*** Data for processing ***

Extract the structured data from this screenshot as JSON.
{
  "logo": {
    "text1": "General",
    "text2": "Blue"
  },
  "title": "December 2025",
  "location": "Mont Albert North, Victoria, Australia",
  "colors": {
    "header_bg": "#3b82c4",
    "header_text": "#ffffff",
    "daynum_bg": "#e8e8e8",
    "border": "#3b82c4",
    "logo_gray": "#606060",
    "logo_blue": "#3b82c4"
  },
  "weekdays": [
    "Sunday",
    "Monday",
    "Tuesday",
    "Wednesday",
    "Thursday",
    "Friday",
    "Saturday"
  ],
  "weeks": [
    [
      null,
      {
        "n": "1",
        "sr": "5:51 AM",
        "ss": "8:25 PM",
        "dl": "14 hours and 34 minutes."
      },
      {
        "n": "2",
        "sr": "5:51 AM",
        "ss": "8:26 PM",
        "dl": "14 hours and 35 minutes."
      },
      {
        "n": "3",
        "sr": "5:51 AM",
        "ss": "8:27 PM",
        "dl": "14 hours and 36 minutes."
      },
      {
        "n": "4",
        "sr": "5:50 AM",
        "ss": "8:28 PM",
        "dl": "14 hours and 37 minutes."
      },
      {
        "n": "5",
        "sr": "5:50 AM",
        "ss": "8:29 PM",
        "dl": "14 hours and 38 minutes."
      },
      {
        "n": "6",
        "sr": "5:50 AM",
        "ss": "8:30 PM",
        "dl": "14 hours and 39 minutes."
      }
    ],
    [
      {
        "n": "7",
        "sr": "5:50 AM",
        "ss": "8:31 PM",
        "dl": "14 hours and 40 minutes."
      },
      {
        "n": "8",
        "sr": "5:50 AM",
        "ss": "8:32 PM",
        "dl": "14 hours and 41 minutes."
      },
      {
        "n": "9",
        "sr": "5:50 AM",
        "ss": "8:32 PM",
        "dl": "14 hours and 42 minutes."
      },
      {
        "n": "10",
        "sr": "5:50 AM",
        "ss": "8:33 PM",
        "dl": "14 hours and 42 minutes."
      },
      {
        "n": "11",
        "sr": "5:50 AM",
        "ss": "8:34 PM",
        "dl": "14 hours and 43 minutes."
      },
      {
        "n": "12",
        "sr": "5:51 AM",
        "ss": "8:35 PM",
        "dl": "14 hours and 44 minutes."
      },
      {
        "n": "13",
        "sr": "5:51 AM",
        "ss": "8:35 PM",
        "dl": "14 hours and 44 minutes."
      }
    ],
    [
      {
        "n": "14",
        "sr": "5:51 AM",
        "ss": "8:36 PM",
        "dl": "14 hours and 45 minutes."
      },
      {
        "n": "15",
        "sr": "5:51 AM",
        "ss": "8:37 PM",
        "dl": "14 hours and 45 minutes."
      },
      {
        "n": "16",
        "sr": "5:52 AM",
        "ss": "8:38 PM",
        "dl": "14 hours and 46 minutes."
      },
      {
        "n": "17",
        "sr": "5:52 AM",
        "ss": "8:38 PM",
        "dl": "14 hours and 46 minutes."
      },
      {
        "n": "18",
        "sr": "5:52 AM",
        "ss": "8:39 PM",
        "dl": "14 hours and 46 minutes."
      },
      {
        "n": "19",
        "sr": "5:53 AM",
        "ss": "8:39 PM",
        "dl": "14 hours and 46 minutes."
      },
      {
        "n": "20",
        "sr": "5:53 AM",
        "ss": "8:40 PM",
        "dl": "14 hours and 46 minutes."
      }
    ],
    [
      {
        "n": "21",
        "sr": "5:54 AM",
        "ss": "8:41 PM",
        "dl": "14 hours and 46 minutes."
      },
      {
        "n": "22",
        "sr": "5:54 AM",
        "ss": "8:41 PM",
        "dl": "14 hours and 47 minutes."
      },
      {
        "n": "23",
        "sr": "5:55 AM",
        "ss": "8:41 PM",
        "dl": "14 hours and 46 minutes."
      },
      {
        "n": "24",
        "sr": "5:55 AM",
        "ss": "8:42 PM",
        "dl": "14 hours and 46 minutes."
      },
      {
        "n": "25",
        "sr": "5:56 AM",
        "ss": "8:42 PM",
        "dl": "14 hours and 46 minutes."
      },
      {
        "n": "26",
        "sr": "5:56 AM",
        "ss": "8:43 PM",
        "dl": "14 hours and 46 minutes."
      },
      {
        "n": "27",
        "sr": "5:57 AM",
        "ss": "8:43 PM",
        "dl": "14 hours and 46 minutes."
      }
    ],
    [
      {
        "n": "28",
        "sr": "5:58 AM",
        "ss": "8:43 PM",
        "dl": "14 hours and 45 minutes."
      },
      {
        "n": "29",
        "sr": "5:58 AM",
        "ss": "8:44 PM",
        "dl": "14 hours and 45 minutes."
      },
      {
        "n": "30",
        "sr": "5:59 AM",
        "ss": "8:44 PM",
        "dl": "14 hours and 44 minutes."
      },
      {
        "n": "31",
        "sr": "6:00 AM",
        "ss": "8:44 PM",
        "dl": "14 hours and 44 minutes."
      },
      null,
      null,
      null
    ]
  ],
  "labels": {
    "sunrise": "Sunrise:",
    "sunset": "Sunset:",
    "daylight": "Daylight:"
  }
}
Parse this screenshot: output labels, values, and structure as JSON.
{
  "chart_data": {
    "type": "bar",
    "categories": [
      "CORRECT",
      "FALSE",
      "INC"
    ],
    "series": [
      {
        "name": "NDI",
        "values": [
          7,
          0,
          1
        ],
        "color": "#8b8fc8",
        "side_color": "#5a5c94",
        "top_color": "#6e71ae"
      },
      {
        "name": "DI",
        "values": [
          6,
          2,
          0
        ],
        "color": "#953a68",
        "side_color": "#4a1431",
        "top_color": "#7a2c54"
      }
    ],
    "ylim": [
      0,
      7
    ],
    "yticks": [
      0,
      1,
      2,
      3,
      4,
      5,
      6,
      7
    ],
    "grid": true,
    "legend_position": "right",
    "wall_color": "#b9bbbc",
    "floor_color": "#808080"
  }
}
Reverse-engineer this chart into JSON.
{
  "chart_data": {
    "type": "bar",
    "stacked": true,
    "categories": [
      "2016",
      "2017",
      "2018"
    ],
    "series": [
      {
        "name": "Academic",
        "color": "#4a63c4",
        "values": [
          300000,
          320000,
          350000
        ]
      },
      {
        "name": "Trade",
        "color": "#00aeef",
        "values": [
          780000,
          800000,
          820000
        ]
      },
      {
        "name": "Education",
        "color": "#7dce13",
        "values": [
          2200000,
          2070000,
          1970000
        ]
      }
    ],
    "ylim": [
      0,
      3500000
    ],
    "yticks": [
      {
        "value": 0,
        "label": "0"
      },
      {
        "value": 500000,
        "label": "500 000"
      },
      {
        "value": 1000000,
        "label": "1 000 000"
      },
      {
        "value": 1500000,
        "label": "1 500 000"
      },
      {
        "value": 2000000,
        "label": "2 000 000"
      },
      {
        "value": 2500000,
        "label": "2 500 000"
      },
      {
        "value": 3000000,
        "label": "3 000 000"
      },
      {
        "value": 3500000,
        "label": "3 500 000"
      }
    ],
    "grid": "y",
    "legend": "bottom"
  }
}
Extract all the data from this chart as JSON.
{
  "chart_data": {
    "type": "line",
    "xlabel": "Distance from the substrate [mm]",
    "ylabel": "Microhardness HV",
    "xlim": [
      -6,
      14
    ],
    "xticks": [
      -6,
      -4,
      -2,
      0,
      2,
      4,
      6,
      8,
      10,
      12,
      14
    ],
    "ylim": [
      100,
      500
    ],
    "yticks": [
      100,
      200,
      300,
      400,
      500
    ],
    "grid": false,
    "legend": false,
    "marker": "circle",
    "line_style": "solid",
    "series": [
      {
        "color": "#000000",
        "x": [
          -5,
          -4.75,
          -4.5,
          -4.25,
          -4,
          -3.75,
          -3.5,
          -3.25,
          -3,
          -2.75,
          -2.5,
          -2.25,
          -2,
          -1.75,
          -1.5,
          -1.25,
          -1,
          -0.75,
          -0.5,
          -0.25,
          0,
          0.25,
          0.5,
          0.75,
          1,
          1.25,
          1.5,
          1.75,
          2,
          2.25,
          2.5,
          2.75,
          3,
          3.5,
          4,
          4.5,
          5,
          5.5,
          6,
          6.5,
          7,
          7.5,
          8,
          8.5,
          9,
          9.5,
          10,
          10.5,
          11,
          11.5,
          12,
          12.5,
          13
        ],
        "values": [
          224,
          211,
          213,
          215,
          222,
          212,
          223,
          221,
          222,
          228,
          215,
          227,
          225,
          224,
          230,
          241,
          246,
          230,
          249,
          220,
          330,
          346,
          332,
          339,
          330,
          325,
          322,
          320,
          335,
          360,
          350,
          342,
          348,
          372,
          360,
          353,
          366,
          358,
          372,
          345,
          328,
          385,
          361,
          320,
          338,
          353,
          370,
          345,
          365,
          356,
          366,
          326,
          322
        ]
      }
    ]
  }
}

***

# Task
Pull out every line of the records above that contains the word "Extract".

# The result
Extract the structured data from this screenshot as JSON.
Extract all the data from this chart as JSON.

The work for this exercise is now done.